■ Aim of the task
From the entries that follow, pick out all lines holding "Packets".

........

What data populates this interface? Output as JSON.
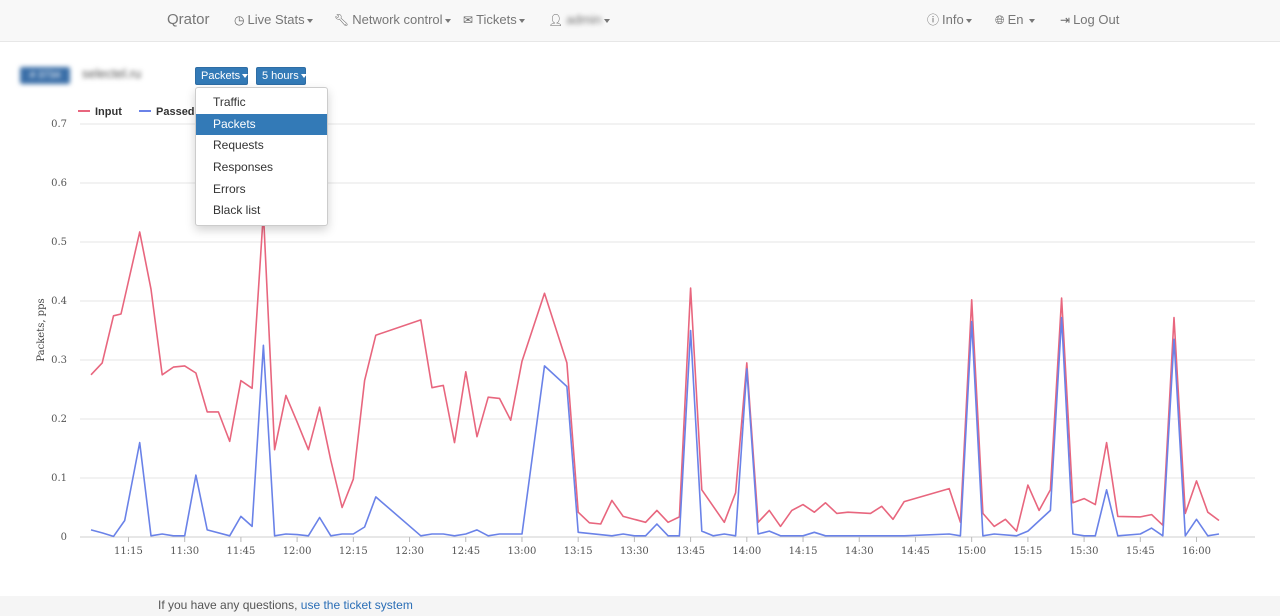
{
  "nav": {
    "brand": "Qrator",
    "live_stats": "Live Stats",
    "network_control": "Network control",
    "tickets": "Tickets",
    "user": "admin",
    "info": "Info",
    "lang": "En",
    "logout": "Log Out"
  },
  "toolbar": {
    "site_badge": "# 3734",
    "site_name": "selectel.ru",
    "metric_button": "Packets",
    "range_button": "5 hours"
  },
  "dropdown": {
    "items": [
      "Traffic",
      "Packets",
      "Requests",
      "Responses",
      "Errors",
      "Black list"
    ],
    "selected": "Packets"
  },
  "footer": {
    "text": "If you have any questions, ",
    "link": "use the ticket system"
  },
  "colors": {
    "input": "#e8667e",
    "passed": "#6a82e8",
    "accent": "#337ab7"
  },
  "chart_data": {
    "type": "line",
    "ylabel": "Packets, pps",
    "ylim": [
      0,
      0.7
    ],
    "yticks": [
      0,
      0.1,
      0.2,
      0.3,
      0.4,
      0.5,
      0.6,
      0.7
    ],
    "xlim": [
      "11:05",
      "16:10"
    ],
    "xticks": [
      "11:15",
      "11:30",
      "11:45",
      "12:00",
      "12:15",
      "12:30",
      "12:45",
      "13:00",
      "13:15",
      "13:30",
      "13:45",
      "14:00",
      "14:15",
      "14:30",
      "14:45",
      "15:00",
      "15:15",
      "15:30",
      "15:45",
      "16:00"
    ],
    "grid": true,
    "legend": "top-left",
    "series": [
      {
        "name": "Input",
        "points": [
          [
            "11:05",
            0.275
          ],
          [
            "11:08",
            0.295
          ],
          [
            "11:11",
            0.375
          ],
          [
            "11:13",
            0.378
          ],
          [
            "11:18",
            0.517
          ],
          [
            "11:21",
            0.42
          ],
          [
            "11:24",
            0.275
          ],
          [
            "11:27",
            0.288
          ],
          [
            "11:30",
            0.29
          ],
          [
            "11:33",
            0.278
          ],
          [
            "11:36",
            0.212
          ],
          [
            "11:39",
            0.212
          ],
          [
            "11:42",
            0.162
          ],
          [
            "11:45",
            0.265
          ],
          [
            "11:48",
            0.252
          ],
          [
            "11:51",
            0.55
          ],
          [
            "11:54",
            0.148
          ],
          [
            "11:57",
            0.24
          ],
          [
            "12:00",
            0.195
          ],
          [
            "12:03",
            0.148
          ],
          [
            "12:06",
            0.22
          ],
          [
            "12:09",
            0.13
          ],
          [
            "12:12",
            0.05
          ],
          [
            "12:15",
            0.098
          ],
          [
            "12:18",
            0.265
          ],
          [
            "12:21",
            0.342
          ],
          [
            "12:33",
            0.368
          ],
          [
            "12:36",
            0.253
          ],
          [
            "12:39",
            0.257
          ],
          [
            "12:42",
            0.16
          ],
          [
            "12:45",
            0.28
          ],
          [
            "12:48",
            0.17
          ],
          [
            "12:51",
            0.237
          ],
          [
            "12:54",
            0.235
          ],
          [
            "12:57",
            0.198
          ],
          [
            "13:00",
            0.298
          ],
          [
            "13:06",
            0.413
          ],
          [
            "13:12",
            0.295
          ],
          [
            "13:15",
            0.042
          ],
          [
            "13:18",
            0.024
          ],
          [
            "13:21",
            0.022
          ],
          [
            "13:24",
            0.062
          ],
          [
            "13:27",
            0.035
          ],
          [
            "13:33",
            0.025
          ],
          [
            "13:36",
            0.045
          ],
          [
            "13:39",
            0.025
          ],
          [
            "13:42",
            0.034
          ],
          [
            "13:45",
            0.422
          ],
          [
            "13:48",
            0.08
          ],
          [
            "13:54",
            0.025
          ],
          [
            "13:57",
            0.075
          ],
          [
            "14:00",
            0.295
          ],
          [
            "14:03",
            0.025
          ],
          [
            "14:06",
            0.045
          ],
          [
            "14:09",
            0.018
          ],
          [
            "14:12",
            0.045
          ],
          [
            "14:15",
            0.055
          ],
          [
            "14:18",
            0.042
          ],
          [
            "14:21",
            0.058
          ],
          [
            "14:24",
            0.04
          ],
          [
            "14:27",
            0.042
          ],
          [
            "14:33",
            0.04
          ],
          [
            "14:36",
            0.052
          ],
          [
            "14:39",
            0.03
          ],
          [
            "14:42",
            0.06
          ],
          [
            "14:54",
            0.082
          ],
          [
            "14:57",
            0.025
          ],
          [
            "15:00",
            0.402
          ],
          [
            "15:03",
            0.04
          ],
          [
            "15:06",
            0.018
          ],
          [
            "15:09",
            0.03
          ],
          [
            "15:12",
            0.01
          ],
          [
            "15:15",
            0.088
          ],
          [
            "15:18",
            0.045
          ],
          [
            "15:21",
            0.08
          ],
          [
            "15:24",
            0.405
          ],
          [
            "15:27",
            0.058
          ],
          [
            "15:30",
            0.065
          ],
          [
            "15:33",
            0.055
          ],
          [
            "15:36",
            0.16
          ],
          [
            "15:39",
            0.035
          ],
          [
            "15:45",
            0.034
          ],
          [
            "15:48",
            0.038
          ],
          [
            "15:51",
            0.02
          ],
          [
            "15:54",
            0.372
          ],
          [
            "15:57",
            0.04
          ],
          [
            "16:00",
            0.095
          ],
          [
            "16:03",
            0.042
          ],
          [
            "16:06",
            0.028
          ]
        ]
      },
      {
        "name": "Passed",
        "points": [
          [
            "11:05",
            0.012
          ],
          [
            "11:08",
            0.007
          ],
          [
            "11:11",
            0.001
          ],
          [
            "11:14",
            0.028
          ],
          [
            "11:18",
            0.16
          ],
          [
            "11:21",
            0.002
          ],
          [
            "11:24",
            0.005
          ],
          [
            "11:27",
            0.002
          ],
          [
            "11:30",
            0.002
          ],
          [
            "11:33",
            0.105
          ],
          [
            "11:36",
            0.012
          ],
          [
            "11:42",
            0.002
          ],
          [
            "11:45",
            0.035
          ],
          [
            "11:48",
            0.018
          ],
          [
            "11:51",
            0.325
          ],
          [
            "11:54",
            0.002
          ],
          [
            "11:57",
            0.005
          ],
          [
            "12:00",
            0.004
          ],
          [
            "12:03",
            0.002
          ],
          [
            "12:06",
            0.033
          ],
          [
            "12:09",
            0.002
          ],
          [
            "12:12",
            0.005
          ],
          [
            "12:15",
            0.005
          ],
          [
            "12:18",
            0.017
          ],
          [
            "12:21",
            0.068
          ],
          [
            "12:33",
            0.002
          ],
          [
            "12:36",
            0.005
          ],
          [
            "12:39",
            0.005
          ],
          [
            "12:42",
            0.002
          ],
          [
            "12:45",
            0.005
          ],
          [
            "12:48",
            0.012
          ],
          [
            "12:51",
            0.002
          ],
          [
            "12:54",
            0.005
          ],
          [
            "12:57",
            0.005
          ],
          [
            "13:00",
            0.005
          ],
          [
            "13:06",
            0.29
          ],
          [
            "13:12",
            0.255
          ],
          [
            "13:15",
            0.008
          ],
          [
            "13:24",
            0.002
          ],
          [
            "13:27",
            0.005
          ],
          [
            "13:30",
            0.002
          ],
          [
            "13:33",
            0.002
          ],
          [
            "13:36",
            0.022
          ],
          [
            "13:39",
            0.002
          ],
          [
            "13:42",
            0.002
          ],
          [
            "13:45",
            0.35
          ],
          [
            "13:48",
            0.01
          ],
          [
            "13:51",
            0.002
          ],
          [
            "13:54",
            0.005
          ],
          [
            "13:57",
            0.002
          ],
          [
            "14:00",
            0.285
          ],
          [
            "14:03",
            0.005
          ],
          [
            "14:06",
            0.01
          ],
          [
            "14:09",
            0.002
          ],
          [
            "14:15",
            0.002
          ],
          [
            "14:18",
            0.008
          ],
          [
            "14:21",
            0.002
          ],
          [
            "14:42",
            0.002
          ],
          [
            "14:54",
            0.005
          ],
          [
            "14:57",
            0.002
          ],
          [
            "15:00",
            0.365
          ],
          [
            "15:03",
            0.002
          ],
          [
            "15:06",
            0.005
          ],
          [
            "15:12",
            0.002
          ],
          [
            "15:15",
            0.01
          ],
          [
            "15:21",
            0.045
          ],
          [
            "15:24",
            0.372
          ],
          [
            "15:27",
            0.005
          ],
          [
            "15:30",
            0.002
          ],
          [
            "15:33",
            0.002
          ],
          [
            "15:36",
            0.08
          ],
          [
            "15:39",
            0.002
          ],
          [
            "15:45",
            0.005
          ],
          [
            "15:48",
            0.015
          ],
          [
            "15:51",
            0.002
          ],
          [
            "15:54",
            0.335
          ],
          [
            "15:57",
            0.002
          ],
          [
            "16:00",
            0.03
          ],
          [
            "16:03",
            0.002
          ],
          [
            "16:06",
            0.005
          ]
        ]
      }
    ]
  }
}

........

■ Response
    "metric_button": "Packets",
      "Packets",
    "selected": "Packets"
    "ylabel": "Packets, pps",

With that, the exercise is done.